• Given problem:
Print the records again, character for character.
=== Provided records ===
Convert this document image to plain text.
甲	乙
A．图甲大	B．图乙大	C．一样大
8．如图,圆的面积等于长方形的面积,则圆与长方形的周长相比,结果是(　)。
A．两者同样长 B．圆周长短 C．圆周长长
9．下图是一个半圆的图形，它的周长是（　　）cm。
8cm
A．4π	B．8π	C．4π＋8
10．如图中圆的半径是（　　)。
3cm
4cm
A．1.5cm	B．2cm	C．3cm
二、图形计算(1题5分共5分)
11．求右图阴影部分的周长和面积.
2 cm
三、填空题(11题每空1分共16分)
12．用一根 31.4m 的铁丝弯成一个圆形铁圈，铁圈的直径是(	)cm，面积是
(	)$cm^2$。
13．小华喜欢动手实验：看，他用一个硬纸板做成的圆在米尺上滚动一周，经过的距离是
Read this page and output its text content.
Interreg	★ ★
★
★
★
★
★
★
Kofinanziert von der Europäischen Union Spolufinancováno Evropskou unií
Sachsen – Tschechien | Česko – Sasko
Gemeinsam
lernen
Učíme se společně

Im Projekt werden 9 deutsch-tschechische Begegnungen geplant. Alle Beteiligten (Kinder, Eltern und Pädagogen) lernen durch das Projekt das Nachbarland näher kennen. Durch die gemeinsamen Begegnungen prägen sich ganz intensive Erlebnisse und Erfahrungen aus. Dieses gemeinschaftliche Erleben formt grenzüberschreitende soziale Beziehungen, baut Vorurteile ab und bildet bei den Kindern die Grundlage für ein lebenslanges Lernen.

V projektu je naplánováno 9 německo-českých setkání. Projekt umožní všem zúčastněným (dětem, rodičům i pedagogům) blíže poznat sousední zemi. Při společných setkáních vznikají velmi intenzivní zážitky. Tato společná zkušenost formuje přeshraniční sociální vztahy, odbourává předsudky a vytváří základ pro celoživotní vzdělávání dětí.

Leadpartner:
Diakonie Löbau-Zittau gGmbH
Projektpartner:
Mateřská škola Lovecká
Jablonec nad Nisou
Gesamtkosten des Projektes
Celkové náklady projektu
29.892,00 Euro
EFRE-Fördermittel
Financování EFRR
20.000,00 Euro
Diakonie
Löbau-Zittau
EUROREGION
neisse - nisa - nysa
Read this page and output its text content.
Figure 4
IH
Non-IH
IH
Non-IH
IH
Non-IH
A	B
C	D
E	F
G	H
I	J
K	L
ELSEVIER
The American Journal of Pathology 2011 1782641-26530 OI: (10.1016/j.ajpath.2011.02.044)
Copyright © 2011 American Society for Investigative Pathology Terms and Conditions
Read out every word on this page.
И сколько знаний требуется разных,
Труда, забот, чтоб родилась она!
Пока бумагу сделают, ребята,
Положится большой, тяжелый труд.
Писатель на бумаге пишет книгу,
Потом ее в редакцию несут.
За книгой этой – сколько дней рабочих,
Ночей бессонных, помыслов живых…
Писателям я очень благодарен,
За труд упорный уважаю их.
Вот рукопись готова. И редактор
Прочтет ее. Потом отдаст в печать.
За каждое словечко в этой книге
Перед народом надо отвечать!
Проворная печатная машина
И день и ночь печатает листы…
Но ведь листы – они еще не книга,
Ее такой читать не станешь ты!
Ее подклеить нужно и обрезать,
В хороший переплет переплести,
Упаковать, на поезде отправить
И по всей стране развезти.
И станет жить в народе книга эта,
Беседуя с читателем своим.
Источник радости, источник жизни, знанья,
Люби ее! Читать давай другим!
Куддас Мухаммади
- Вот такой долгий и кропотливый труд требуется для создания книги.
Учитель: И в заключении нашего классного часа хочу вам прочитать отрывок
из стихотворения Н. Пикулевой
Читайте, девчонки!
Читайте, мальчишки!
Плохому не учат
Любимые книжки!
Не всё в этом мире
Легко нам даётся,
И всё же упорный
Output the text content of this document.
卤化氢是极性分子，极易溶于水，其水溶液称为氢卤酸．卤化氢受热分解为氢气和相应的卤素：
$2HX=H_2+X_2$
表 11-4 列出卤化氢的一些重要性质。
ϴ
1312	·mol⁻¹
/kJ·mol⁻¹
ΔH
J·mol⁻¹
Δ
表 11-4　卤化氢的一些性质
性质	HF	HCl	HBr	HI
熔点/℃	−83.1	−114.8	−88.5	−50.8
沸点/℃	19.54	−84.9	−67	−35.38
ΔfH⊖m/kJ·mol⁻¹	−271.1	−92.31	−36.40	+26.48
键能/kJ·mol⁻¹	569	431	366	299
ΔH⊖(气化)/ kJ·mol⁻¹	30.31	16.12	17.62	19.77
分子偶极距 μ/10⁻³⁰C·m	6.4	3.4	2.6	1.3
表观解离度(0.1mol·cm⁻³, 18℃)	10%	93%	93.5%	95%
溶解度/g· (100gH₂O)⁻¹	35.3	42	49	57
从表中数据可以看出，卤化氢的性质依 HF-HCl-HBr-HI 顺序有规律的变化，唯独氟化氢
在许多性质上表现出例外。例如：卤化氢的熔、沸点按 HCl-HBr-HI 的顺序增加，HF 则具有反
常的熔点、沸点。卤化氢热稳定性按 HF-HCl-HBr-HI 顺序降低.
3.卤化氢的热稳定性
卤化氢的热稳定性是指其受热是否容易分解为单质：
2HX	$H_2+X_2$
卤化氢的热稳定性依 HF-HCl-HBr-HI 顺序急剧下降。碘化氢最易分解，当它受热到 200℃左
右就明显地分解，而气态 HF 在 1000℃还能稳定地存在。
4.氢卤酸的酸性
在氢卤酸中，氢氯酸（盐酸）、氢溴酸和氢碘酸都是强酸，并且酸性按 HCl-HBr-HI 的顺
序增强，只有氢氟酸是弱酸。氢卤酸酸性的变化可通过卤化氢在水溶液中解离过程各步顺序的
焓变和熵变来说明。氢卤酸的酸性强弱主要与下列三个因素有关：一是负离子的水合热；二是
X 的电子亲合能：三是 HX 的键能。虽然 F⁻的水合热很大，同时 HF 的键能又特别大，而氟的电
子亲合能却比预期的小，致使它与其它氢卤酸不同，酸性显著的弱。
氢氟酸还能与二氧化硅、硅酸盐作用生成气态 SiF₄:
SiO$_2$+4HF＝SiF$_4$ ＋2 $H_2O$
===
• Correct result:
Convert this document image to plain text.
甲	乙
A．图甲大	B．图乙大	C．一样大
8．如图,圆的面积等于长方形的面积,则圆与长方形的周长相比,结果是(　)。
A．两者同样长 B．圆周长短 C．圆周长长
9．下图是一个半圆的图形，它的周长是（　　）cm。
8cm
A．4π	B．8π	C．4π＋8
10．如图中圆的半径是（　　)。
3cm
4cm
A．1.5cm	B．2cm	C．3cm
二、图形计算(1题5分共5分)
11．求右图阴影部分的周长和面积.
2 cm
三、填空题(11题每空1分共16分)
12．用一根 31.4m 的铁丝弯成一个圆形铁圈，铁圈的直径是(	)cm，面积是
(	)$cm^2$。
13．小华喜欢动手实验：看，他用一个硬纸板做成的圆在米尺上滚动一周，经过的距离是
Read this page and output its text content.
Interreg	★ ★
★
★
★
★
★
★
Kofinanziert von der Europäischen Union Spolufinancováno Evropskou unií
Sachsen – Tschechien | Česko – Sasko
Gemeinsam
lernen
Učíme se společně

Im Projekt werden 9 deutsch-tschechische Begegnungen geplant. Alle Beteiligten (Kinder, Eltern und Pädagogen) lernen durch das Projekt das Nachbarland näher kennen. Durch die gemeinsamen Begegnungen prägen sich ganz intensive Erlebnisse und Erfahrungen aus. Dieses gemeinschaftliche Erleben formt grenzüberschreitende soziale Beziehungen, baut Vorurteile ab und bildet bei den Kindern die Grundlage für ein lebenslanges Lernen.

V projektu je naplánováno 9 německo-českých setkání. Projekt umožní všem zúčastněným (dětem, rodičům i pedagogům) blíže poznat sousední zemi. Při společných setkáních vznikají velmi intenzivní zážitky. Tato společná zkušenost formuje přeshraniční sociální vztahy, odbourává předsudky a vytváří základ pro celoživotní vzdělávání dětí.

Leadpartner:
Diakonie Löbau-Zittau gGmbH
Projektpartner:
Mateřská škola Lovecká
Jablonec nad Nisou
Gesamtkosten des Projektes
Celkové náklady projektu
29.892,00 Euro
EFRE-Fördermittel
Financování EFRR
20.000,00 Euro
Diakonie
Löbau-Zittau
EUROREGION
neisse - nisa - nysa
Read this page and output its text content.
Figure 4
IH
Non-IH
IH
Non-IH
IH
Non-IH
A	B
C	D
E	F
G	H
I	J
K	L
ELSEVIER
The American Journal of Pathology 2011 1782641-26530 OI: (10.1016/j.ajpath.2011.02.044)
Copyright © 2011 American Society for Investigative Pathology Terms and Conditions
Read out every word on this page.
И сколько знаний требуется разных,
Труда, забот, чтоб родилась она!
Пока бумагу сделают, ребята,
Положится большой, тяжелый труд.
Писатель на бумаге пишет книгу,
Потом ее в редакцию несут.
За книгой этой – сколько дней рабочих,
Ночей бессонных, помыслов живых…
Писателям я очень благодарен,
За труд упорный уважаю их.
Вот рукопись готова. И редактор
Прочтет ее. Потом отдаст в печать.
За каждое словечко в этой книге
Перед народом надо отвечать!
Проворная печатная машина
И день и ночь печатает листы…
Но ведь листы – они еще не книга,
Ее такой читать не станешь ты!
Ее подклеить нужно и обрезать,
В хороший переплет переплести,
Упаковать, на поезде отправить
И по всей стране развезти.
И станет жить в народе книга эта,
Беседуя с читателем своим.
Источник радости, источник жизни, знанья,
Люби ее! Читать давай другим!
Куддас Мухаммади
- Вот такой долгий и кропотливый труд требуется для создания книги.
Учитель: И в заключении нашего классного часа хочу вам прочитать отрывок
из стихотворения Н. Пикулевой
Читайте, девчонки!
Читайте, мальчишки!
Плохому не учат
Любимые книжки!
Не всё в этом мире
Легко нам даётся,
И всё же упорный
Output the text content of this document.
卤化氢是极性分子，极易溶于水，其水溶液称为氢卤酸．卤化氢受热分解为氢气和相应的卤素：
$2HX=H_2+X_2$
表 11-4 列出卤化氢的一些重要性质。
ϴ
1312	·mol⁻¹
/kJ·mol⁻¹
ΔH
J·mol⁻¹
Δ
表 11-4　卤化氢的一些性质
性质	HF	HCl	HBr	HI
熔点/℃	−83.1	−114.8	−88.5	−50.8
沸点/℃	19.54	−84.9	−67	−35.38
ΔfH⊖m/kJ·mol⁻¹	−271.1	−92.31	−36.40	+26.48
键能/kJ·mol⁻¹	569	431	366	299
ΔH⊖(气化)/ kJ·mol⁻¹	30.31	16.12	17.62	19.77
分子偶极距 μ/10⁻³⁰C·m	6.4	3.4	2.6	1.3
表观解离度(0.1mol·cm⁻³, 18℃)	10%	93%	93.5%	95%
溶解度/g· (100gH₂O)⁻¹	35.3	42	49	57
从表中数据可以看出，卤化氢的性质依 HF-HCl-HBr-HI 顺序有规律的变化，唯独氟化氢
在许多性质上表现出例外。例如：卤化氢的熔、沸点按 HCl-HBr-HI 的顺序增加，HF 则具有反
常的熔点、沸点。卤化氢热稳定性按 HF-HCl-HBr-HI 顺序降低.
3.卤化氢的热稳定性
卤化氢的热稳定性是指其受热是否容易分解为单质：
2HX	$H_2+X_2$
卤化氢的热稳定性依 HF-HCl-HBr-HI 顺序急剧下降。碘化氢最易分解，当它受热到 200℃左
右就明显地分解，而气态 HF 在 1000℃还能稳定地存在。
4.氢卤酸的酸性
在氢卤酸中，氢氯酸（盐酸）、氢溴酸和氢碘酸都是强酸，并且酸性按 HCl-HBr-HI 的顺
序增强，只有氢氟酸是弱酸。氢卤酸酸性的变化可通过卤化氢在水溶液中解离过程各步顺序的
焓变和熵变来说明。氢卤酸的酸性强弱主要与下列三个因素有关：一是负离子的水合热；二是
X 的电子亲合能：三是 HX 的键能。虽然 F⁻的水合热很大，同时 HF 的键能又特别大，而氟的电
子亲合能却比预期的小，致使它与其它氢卤酸不同，酸性显著的弱。
氢氟酸还能与二氧化硅、硅酸盐作用生成气态 SiF₄:
SiO$_2$+4HF＝SiF$_4$ ＋2 $H_2O$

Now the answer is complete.